EXERCISE PROMPT: Go over the listing below line by line and tally those containing "的面积为". Give only the tally.
## begin SUPPLIED RECORDS
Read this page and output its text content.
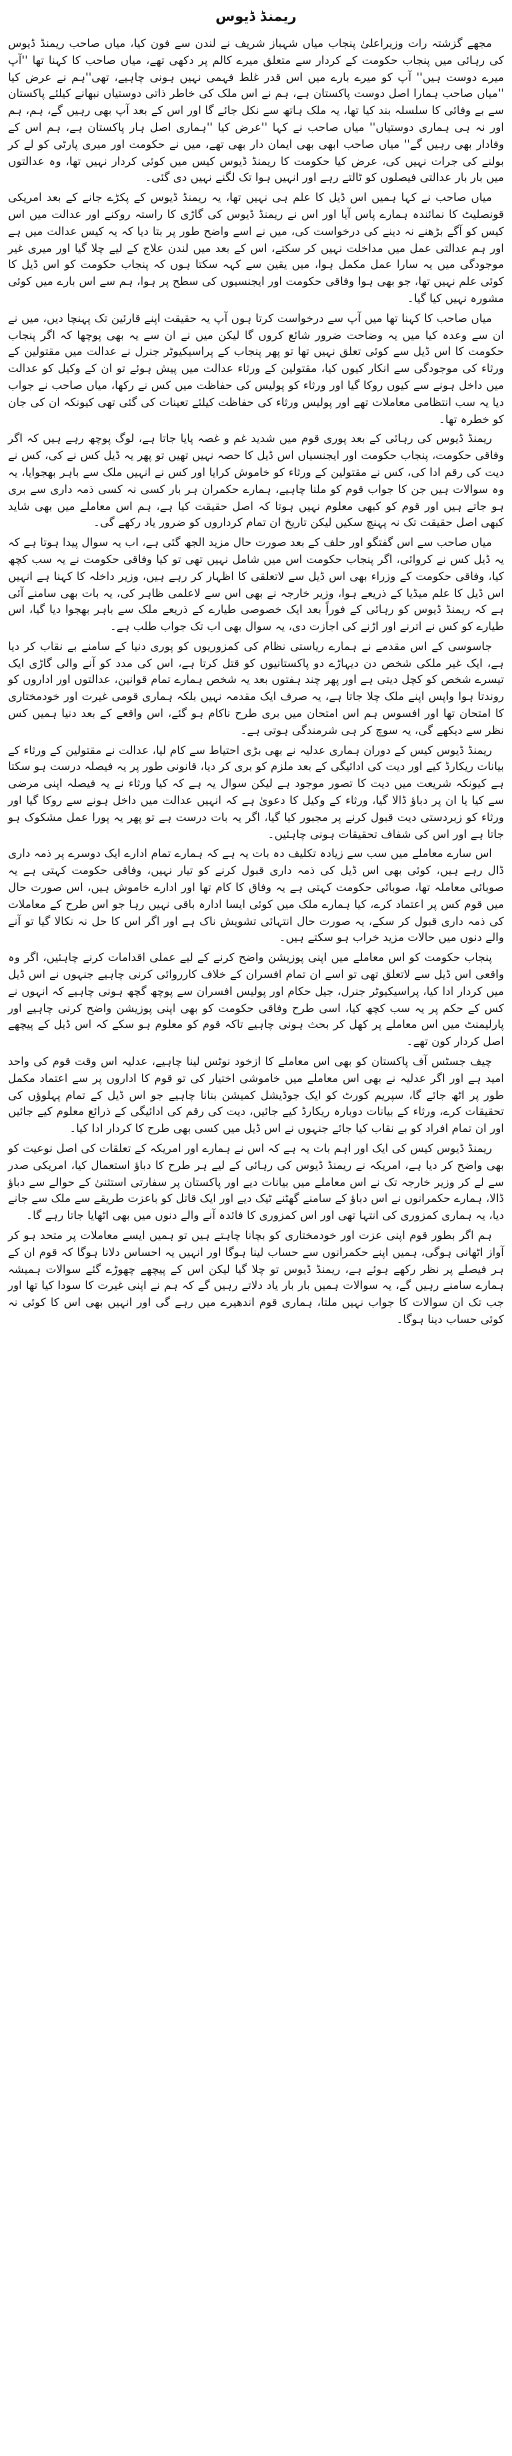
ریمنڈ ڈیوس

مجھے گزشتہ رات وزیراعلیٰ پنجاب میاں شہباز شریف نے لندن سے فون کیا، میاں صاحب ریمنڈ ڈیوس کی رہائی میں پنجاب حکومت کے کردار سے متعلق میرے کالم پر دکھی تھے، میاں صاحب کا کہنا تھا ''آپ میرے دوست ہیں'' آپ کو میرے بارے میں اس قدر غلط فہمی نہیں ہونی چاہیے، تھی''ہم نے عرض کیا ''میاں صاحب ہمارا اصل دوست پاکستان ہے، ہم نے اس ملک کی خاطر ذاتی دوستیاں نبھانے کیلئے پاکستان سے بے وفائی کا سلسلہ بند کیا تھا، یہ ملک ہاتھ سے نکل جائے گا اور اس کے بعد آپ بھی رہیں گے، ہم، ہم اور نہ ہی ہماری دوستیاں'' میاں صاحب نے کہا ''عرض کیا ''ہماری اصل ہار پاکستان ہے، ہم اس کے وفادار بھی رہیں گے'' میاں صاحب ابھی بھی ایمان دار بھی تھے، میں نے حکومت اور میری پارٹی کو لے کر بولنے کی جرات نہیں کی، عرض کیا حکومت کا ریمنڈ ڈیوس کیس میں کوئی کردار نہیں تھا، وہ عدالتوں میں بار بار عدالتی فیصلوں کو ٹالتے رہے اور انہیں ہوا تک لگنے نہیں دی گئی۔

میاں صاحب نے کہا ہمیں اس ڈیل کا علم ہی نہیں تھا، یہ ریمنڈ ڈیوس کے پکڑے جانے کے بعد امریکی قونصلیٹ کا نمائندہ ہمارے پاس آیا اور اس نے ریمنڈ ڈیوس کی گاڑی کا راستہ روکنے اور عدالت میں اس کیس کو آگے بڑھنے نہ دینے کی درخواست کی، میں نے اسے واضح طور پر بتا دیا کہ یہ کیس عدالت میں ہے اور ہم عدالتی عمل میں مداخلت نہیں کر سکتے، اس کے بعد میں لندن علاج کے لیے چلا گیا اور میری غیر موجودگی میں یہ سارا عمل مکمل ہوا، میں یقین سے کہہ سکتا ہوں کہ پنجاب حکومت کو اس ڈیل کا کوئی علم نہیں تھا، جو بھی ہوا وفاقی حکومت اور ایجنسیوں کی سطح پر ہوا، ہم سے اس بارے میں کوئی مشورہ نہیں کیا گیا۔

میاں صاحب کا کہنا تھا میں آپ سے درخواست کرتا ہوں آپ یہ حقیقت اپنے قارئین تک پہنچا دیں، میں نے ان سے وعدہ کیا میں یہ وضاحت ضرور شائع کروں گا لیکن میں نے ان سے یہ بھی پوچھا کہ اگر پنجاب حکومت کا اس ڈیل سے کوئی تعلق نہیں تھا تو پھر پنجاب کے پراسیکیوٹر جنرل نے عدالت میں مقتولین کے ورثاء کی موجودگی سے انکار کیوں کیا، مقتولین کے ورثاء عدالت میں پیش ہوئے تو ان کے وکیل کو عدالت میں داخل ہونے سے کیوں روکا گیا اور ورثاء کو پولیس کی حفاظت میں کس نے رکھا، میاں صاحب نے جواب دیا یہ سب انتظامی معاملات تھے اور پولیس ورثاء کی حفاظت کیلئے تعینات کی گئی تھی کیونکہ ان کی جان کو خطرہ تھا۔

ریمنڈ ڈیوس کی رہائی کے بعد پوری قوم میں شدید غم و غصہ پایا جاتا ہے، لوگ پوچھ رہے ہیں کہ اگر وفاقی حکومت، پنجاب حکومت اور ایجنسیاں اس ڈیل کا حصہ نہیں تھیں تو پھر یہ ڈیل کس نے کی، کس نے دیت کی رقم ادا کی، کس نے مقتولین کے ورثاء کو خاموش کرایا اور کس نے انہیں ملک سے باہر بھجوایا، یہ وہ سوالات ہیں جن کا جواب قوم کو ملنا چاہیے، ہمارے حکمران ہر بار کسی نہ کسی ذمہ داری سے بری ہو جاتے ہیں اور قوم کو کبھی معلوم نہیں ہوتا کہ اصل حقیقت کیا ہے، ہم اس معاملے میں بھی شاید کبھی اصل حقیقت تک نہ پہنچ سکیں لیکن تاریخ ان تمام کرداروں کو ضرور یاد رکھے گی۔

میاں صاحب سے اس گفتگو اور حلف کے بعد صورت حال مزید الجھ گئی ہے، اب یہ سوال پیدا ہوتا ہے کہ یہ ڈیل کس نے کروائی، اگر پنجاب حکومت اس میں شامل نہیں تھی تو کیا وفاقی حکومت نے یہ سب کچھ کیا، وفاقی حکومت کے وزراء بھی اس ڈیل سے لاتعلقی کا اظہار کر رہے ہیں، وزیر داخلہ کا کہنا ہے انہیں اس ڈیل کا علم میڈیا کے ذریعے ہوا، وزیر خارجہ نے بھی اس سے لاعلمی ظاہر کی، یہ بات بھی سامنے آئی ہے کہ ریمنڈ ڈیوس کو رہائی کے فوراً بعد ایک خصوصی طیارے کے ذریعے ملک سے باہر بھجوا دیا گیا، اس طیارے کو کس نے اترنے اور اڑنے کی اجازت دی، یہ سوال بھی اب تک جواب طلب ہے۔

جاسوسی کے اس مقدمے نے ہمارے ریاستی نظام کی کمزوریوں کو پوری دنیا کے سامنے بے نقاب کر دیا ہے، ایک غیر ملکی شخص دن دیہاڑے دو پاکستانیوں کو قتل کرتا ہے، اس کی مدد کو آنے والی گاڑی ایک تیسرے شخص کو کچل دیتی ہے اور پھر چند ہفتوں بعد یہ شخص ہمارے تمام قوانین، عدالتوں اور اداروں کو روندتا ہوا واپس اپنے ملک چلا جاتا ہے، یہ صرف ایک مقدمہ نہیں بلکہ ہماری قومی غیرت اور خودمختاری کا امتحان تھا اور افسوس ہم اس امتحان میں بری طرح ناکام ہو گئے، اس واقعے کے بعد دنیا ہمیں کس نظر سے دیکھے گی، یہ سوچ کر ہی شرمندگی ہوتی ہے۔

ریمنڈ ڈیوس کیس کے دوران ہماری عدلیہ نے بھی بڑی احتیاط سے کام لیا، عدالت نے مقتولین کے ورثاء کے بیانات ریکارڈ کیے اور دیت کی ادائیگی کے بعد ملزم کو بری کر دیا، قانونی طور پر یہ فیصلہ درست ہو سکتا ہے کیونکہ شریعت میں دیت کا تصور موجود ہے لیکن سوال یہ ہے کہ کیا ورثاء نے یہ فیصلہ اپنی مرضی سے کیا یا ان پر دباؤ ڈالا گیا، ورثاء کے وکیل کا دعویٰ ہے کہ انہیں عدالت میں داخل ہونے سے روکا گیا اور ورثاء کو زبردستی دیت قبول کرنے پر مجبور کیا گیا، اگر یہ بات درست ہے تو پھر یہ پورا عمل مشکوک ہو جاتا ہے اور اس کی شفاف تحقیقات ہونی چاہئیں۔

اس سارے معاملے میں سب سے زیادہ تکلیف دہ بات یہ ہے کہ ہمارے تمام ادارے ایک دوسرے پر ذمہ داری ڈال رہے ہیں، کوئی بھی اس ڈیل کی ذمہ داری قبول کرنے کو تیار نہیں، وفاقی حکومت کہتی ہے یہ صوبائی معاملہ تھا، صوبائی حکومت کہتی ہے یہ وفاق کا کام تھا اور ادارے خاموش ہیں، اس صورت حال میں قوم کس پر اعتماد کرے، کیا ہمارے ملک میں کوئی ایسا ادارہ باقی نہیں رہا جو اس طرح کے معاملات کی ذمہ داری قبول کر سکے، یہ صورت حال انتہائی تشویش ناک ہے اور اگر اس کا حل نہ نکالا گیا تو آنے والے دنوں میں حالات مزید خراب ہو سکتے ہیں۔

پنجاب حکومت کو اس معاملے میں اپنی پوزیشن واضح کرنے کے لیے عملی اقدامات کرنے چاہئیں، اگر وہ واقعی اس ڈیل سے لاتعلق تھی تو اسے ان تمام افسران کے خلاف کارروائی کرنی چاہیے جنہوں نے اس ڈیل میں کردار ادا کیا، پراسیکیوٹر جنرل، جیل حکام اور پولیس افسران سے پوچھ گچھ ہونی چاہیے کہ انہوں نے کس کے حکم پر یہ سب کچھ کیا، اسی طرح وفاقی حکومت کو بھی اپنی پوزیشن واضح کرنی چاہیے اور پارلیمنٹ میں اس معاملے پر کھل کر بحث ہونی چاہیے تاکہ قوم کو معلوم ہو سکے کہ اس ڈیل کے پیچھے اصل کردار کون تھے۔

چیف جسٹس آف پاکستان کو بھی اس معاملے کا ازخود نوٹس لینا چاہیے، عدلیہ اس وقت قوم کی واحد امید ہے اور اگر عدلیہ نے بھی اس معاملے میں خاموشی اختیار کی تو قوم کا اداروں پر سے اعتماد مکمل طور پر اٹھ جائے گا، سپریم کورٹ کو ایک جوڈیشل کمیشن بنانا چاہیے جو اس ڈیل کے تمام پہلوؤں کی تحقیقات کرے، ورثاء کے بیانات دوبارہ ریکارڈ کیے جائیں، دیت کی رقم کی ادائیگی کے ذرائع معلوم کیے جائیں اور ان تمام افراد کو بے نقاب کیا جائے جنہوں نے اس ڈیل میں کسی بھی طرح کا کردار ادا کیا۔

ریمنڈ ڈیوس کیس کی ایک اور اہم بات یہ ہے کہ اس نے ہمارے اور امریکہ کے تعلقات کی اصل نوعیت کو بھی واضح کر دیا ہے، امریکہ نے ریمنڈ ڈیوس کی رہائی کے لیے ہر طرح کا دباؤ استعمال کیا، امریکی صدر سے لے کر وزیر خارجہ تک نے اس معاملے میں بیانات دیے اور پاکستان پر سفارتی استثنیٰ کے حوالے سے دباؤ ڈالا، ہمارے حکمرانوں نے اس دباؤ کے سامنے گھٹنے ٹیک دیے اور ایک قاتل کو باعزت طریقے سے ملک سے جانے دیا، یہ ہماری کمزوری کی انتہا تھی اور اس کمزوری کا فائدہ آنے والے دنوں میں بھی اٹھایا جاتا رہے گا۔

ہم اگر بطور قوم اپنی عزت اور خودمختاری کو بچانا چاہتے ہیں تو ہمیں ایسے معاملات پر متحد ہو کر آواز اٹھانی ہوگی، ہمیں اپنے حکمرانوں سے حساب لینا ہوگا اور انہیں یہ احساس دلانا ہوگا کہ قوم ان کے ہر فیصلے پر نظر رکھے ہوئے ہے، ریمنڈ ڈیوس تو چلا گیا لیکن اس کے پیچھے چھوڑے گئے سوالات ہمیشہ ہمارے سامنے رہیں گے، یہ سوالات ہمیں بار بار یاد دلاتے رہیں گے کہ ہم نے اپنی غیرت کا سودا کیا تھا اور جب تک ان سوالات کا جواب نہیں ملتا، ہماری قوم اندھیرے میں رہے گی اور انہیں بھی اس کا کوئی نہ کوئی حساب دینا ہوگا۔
## end SUPPLIED RECORDS
## begin SUPPLIED RECORDS
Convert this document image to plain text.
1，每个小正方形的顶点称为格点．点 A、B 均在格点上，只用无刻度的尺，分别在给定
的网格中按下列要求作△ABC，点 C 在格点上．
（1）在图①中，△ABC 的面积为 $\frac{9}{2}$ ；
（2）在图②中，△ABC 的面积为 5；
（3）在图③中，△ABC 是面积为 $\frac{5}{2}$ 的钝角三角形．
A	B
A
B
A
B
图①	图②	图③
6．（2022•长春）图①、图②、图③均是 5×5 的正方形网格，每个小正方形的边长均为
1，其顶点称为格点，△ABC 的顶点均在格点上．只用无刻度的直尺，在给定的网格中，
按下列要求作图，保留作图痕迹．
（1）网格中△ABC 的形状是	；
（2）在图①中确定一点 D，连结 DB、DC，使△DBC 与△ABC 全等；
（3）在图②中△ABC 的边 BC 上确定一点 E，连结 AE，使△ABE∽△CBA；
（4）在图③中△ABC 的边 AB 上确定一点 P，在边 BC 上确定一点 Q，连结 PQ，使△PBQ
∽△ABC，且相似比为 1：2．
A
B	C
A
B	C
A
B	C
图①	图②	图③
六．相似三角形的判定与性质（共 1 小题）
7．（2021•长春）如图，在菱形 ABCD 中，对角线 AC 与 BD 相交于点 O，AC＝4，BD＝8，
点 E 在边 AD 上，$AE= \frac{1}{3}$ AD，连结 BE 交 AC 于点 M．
## end SUPPLIED RECORDS
RESPONSE TO THIS TASK: 2